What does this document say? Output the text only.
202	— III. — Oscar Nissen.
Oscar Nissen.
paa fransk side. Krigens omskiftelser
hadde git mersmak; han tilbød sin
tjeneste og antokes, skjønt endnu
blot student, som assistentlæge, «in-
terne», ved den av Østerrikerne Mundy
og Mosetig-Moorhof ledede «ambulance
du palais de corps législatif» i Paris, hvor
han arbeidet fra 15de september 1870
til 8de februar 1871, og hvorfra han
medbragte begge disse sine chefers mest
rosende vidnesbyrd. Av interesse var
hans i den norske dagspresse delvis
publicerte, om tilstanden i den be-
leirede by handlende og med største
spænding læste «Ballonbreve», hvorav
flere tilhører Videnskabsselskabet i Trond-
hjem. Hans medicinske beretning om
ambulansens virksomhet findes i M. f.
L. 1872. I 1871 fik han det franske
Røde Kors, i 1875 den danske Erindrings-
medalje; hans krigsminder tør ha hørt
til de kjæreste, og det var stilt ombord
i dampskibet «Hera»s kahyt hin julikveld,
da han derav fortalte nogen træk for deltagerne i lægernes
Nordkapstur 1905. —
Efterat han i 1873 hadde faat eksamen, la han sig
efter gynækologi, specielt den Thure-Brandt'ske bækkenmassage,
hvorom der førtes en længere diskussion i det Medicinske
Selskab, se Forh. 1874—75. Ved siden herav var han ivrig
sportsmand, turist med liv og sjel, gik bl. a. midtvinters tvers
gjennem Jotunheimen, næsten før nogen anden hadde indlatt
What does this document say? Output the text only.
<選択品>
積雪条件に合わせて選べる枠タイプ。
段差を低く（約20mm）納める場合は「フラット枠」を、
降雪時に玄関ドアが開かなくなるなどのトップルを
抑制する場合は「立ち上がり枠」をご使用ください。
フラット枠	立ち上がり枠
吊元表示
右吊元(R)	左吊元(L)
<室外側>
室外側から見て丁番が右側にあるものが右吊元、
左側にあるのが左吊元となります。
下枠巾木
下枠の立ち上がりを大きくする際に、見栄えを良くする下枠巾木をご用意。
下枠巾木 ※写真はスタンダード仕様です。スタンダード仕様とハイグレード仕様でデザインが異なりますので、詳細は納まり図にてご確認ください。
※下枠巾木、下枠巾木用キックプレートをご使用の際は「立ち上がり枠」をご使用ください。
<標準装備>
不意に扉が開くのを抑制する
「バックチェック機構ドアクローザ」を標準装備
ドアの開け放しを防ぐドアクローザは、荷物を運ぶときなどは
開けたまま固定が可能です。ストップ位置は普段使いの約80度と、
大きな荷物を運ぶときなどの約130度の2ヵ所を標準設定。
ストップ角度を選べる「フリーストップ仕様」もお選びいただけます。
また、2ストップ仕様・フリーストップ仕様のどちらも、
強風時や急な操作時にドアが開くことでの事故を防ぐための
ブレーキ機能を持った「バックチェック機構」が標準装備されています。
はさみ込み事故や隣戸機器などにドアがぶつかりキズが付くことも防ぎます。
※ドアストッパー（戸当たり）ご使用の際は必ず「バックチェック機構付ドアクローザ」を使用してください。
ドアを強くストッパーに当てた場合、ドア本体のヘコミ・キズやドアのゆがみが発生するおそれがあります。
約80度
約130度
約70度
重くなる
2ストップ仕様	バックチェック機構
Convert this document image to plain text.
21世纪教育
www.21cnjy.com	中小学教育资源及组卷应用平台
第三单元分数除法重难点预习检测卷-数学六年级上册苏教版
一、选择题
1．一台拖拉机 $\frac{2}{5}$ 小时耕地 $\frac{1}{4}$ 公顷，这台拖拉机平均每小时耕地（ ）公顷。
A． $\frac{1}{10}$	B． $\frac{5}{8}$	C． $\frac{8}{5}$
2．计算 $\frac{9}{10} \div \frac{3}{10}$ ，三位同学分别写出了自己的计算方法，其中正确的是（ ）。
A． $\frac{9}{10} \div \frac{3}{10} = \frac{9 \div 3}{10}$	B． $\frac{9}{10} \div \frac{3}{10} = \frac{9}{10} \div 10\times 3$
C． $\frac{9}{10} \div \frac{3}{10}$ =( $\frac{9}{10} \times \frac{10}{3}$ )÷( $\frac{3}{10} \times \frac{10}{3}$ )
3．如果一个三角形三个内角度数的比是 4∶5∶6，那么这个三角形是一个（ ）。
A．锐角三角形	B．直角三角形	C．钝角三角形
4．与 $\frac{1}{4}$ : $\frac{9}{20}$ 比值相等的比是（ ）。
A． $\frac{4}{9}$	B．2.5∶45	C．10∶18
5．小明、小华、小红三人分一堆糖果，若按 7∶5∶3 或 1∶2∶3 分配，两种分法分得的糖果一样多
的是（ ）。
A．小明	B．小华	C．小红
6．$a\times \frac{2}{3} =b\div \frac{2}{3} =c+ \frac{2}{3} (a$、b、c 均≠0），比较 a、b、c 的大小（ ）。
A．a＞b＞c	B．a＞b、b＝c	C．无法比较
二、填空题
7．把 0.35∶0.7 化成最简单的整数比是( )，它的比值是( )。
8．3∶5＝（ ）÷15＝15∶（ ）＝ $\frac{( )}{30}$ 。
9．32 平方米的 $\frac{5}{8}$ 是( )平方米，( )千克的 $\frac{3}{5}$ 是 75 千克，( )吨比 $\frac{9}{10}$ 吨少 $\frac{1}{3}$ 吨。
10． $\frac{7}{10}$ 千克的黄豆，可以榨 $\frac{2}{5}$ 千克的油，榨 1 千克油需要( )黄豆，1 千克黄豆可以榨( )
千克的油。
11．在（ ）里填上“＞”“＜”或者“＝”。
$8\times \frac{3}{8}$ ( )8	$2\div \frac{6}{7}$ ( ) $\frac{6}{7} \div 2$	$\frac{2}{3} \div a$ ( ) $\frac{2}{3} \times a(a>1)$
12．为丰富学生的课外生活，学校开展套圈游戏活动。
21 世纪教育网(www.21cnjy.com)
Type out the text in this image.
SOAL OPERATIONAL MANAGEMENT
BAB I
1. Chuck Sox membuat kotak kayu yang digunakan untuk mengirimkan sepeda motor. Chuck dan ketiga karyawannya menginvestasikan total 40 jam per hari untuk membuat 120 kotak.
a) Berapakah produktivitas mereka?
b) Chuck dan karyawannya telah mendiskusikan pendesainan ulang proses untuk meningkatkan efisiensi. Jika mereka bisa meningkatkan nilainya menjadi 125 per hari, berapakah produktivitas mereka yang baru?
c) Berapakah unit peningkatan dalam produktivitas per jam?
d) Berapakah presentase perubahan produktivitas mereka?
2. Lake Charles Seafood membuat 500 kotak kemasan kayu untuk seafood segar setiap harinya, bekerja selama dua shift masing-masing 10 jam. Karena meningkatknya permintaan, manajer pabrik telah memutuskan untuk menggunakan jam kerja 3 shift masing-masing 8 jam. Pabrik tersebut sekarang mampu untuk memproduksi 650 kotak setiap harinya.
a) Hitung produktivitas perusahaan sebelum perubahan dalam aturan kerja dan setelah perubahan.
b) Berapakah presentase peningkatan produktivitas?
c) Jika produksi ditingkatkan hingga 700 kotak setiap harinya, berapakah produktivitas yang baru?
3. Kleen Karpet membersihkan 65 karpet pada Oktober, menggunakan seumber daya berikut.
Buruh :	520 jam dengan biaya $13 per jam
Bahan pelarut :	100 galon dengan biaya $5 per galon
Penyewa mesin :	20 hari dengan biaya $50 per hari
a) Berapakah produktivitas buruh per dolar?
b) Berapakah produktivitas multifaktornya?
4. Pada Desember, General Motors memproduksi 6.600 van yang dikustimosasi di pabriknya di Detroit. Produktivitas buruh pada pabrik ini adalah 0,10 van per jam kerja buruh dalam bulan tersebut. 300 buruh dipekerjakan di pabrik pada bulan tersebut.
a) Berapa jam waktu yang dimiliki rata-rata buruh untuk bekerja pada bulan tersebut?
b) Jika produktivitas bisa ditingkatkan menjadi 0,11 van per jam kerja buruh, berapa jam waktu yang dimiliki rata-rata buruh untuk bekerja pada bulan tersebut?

####

Go through the material above and count the lines that contain "dengan"; give that number alone.

=== Exercise response ===
3